Copy every line of the data that contains the string "name".
══════
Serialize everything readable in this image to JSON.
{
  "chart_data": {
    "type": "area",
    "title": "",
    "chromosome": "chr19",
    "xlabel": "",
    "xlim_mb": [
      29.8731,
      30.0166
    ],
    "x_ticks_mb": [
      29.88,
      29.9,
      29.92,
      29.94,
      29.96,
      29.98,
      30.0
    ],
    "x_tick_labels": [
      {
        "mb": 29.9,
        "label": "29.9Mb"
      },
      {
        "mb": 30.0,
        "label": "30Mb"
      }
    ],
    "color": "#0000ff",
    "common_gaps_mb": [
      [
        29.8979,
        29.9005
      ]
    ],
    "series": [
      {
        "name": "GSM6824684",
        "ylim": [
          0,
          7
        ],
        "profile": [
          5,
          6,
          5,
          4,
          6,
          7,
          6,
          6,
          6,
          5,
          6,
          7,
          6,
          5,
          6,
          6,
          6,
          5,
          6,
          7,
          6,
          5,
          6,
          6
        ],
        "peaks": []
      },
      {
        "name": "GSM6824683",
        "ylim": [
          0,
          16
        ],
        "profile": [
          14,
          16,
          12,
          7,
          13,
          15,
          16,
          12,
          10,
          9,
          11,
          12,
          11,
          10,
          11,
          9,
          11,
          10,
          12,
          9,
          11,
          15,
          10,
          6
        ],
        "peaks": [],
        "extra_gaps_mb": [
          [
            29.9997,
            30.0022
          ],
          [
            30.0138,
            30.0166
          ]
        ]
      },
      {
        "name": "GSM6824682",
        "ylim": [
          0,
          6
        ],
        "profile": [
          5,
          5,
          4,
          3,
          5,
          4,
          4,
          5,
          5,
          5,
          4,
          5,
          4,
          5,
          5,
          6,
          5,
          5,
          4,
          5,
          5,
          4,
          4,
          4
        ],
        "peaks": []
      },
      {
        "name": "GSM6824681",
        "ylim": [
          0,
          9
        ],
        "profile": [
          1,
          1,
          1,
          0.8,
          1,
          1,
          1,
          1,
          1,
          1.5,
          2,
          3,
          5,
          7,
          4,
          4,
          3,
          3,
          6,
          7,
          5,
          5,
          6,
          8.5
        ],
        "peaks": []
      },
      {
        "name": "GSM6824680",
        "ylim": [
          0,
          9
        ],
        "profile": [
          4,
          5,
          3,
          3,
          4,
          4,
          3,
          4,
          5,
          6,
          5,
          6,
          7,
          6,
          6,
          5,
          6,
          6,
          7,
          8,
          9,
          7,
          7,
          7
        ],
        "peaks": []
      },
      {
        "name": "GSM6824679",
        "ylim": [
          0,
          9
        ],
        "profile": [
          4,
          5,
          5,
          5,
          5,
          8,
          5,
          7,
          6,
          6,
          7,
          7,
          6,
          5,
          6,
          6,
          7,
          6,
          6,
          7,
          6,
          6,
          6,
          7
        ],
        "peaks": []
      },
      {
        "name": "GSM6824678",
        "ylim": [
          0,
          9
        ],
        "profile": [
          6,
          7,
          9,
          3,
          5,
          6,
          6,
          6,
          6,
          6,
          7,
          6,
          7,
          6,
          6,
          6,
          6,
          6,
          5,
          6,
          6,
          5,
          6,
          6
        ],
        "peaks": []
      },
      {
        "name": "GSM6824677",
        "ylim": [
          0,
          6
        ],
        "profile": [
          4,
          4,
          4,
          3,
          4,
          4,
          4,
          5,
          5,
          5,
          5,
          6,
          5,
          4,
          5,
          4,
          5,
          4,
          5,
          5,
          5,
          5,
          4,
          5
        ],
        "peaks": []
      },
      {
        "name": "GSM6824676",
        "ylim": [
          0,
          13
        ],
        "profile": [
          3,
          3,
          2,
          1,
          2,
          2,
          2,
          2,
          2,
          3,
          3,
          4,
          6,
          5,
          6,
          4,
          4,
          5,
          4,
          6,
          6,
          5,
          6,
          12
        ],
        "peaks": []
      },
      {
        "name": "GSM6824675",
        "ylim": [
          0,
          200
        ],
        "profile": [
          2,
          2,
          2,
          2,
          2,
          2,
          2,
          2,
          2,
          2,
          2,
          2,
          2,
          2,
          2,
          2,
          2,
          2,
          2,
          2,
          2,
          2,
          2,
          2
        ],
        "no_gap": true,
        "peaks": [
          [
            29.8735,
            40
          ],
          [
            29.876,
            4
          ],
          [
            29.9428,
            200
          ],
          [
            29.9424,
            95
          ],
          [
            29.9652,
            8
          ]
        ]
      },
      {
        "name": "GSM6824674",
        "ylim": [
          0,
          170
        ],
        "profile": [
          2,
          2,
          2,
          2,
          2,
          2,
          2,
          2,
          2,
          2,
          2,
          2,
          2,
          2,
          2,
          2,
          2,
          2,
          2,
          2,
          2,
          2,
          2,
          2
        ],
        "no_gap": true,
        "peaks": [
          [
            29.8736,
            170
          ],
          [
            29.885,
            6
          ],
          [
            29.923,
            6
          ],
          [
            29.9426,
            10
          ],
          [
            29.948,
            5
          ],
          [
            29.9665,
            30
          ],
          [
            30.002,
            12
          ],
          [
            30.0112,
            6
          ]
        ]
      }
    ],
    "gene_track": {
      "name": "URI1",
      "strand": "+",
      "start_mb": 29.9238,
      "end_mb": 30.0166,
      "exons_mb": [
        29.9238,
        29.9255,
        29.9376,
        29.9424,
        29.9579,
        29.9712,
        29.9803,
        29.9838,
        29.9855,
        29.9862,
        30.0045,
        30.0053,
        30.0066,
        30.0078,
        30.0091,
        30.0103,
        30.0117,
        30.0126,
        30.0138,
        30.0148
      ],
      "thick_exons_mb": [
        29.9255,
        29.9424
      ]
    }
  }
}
══════
* _ANSWER_
        "name": "GSM6824684",
        "name": "GSM6824683",
        "name": "GSM6824682",
        "name": "GSM6824681",
        "name": "GSM6824680",
        "name": "GSM6824679",
        "name": "GSM6824678",
        "name": "GSM6824677",
        "name": "GSM6824676",
        "name": "GSM6824675",
        "name": "GSM6824674",
      "name": "URI1",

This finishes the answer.